◆ SOURCE EXCERPT:
______

__ Summary and Contributions__: This paper presents a regularization scheme for neural ordinary differential equations (ODE) that favors easier-to-solve dynamics. Given a k'th order ODE solver, the authors propose to augment the loss term with an integral over k'th-order state derivatives (or its squared norm). The model is tested on classification, time-series modeling, and continuous-time normalizing flow tasks, where the number of function evaluations is significantly decreased while retaining a comparable test performance. The authors also describe how to efficiently compute higher-order derivatives with Taylor mode auto differentiation (AD), and provide an open-source implementation.

__ Strengths__: As claimed, the proposed regularization scheme leads to simpler vector fields so that integration with adaptive step ODE solvers takes a smaller amount of time. The integral needed to compute the regularization term is computed in parallel with the ODE system, which is pretty convenient. The experiments are quite extensive, all applications of neural ODEs are covered.

______

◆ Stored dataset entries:

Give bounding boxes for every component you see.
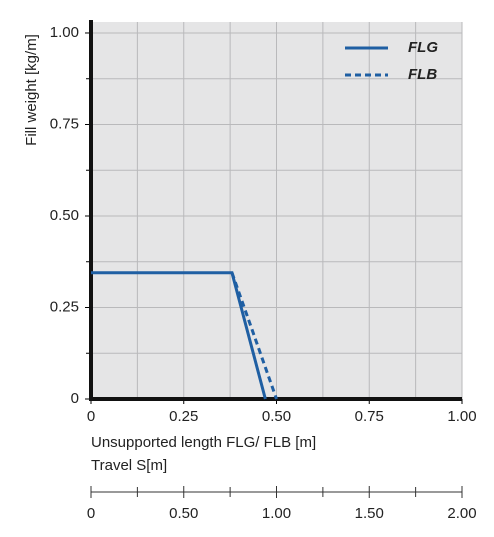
x-axis-label: Unsupported length FLG/ FLB [m] (91, 434, 316, 451)
y-tick-label: 1.00 (50, 24, 79, 41)
x2-tick-label: 1.00 (262, 505, 291, 522)
x2-tick-label: 1.50 (355, 505, 384, 522)
x-tick-label: 0.25 (169, 408, 198, 425)
x2-tick-label: 0 (87, 505, 95, 522)
series-line (230, 272, 278, 400)
legend-label: FLB (408, 66, 437, 83)
x-tick-label: 1.00 (447, 408, 476, 425)
y-tick-label: 0.50 (50, 207, 79, 224)
x2-tick-label: 0.50 (169, 505, 198, 522)
y-axis-label: Fill weight [kg/m] (23, 34, 40, 146)
y-tick-label: 0 (71, 390, 79, 407)
legend-label: FLG (408, 39, 438, 56)
x-tick-label: 0.75 (355, 408, 384, 425)
x-tick-label: 0.50 (262, 408, 291, 425)
x2-axis-label: Travel S[m] (91, 457, 167, 474)
y-tick-label: 0.75 (50, 115, 79, 132)
y-tick-label: 0.25 (50, 298, 79, 315)
x-tick-label: 0 (87, 408, 95, 425)
x2-tick-label: 2.00 (447, 505, 476, 522)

______

◆ EXERCISES TO COMPLETE:
1. Extract every line of the entries from the one containing "x-axis-label: Unsupported length" down to the one containing "y-tick-label: 0.50 (50, 207, 79, 224)", including both of those lines, and copy them without any change.
2. Continue the review of the neural ODE regularization paper after its last sentence.
The review and the entries are unrelated pieces of material.

◆ EXPECTED OUTPUTS:
1.
x-axis-label: Unsupported length FLG/ FLB [m] (91, 434, 316, 451)
y-tick-label: 1.00 (50, 24, 79, 41)
x2-tick-label: 1.00 (262, 505, 291, 522)
x2-tick-label: 1.50 (355, 505, 384, 522)
x-tick-label: 0.25 (169, 408, 198, 425)
x2-tick-label: 0 (87, 505, 95, 522)
series-line (230, 272, 278, 400)
legend-label: FLB (408, 66, 437, 83)
x-tick-label: 1.00 (447, 408, 476, 425)
y-tick-label: 0.50 (50, 207, 79, 224)

2.
__ Weaknesses__: - The contributions in this paper are twofold: (i) The new regularization term, and (ii) an efficient implementation of it. Despite being different from eq. (1), augmenting the loss with an extra penalty term is already proposed in Finlay et al (2020). Similarly, Taylor mode AD was described in [1]. As such, I doubt the paper would be a significant contribution to neural ODE literature.
- As pointed out by the authors, presented method does not improve the training time, which is usually the bottleneck in generative models. In fact, looking at Table 2, second to the last RNODE row balances the train time/NFE and log likelihood the best. An additional ~19 hours of training to reduce the test NFE is not a sensible trade-off to me. Finally, not surprisingly, both RNODE and TayNODE do a better job at minimizing respective objectives (R_2 and B/K).
- The results on time series modeling are not so impressive. Vector fields in Figure 4 look rather similar compared to, e.g., those in Figure 1. Also, 8% performance drop to save compute time *only* in test mode is not so preferable.
[1] Bettencourt, Jesse, Matthew J. Johnson, and David Duvenaud. "Taylor-Mode Automatic Differentiation for Higher-Order Derivatives in JAX." (2019).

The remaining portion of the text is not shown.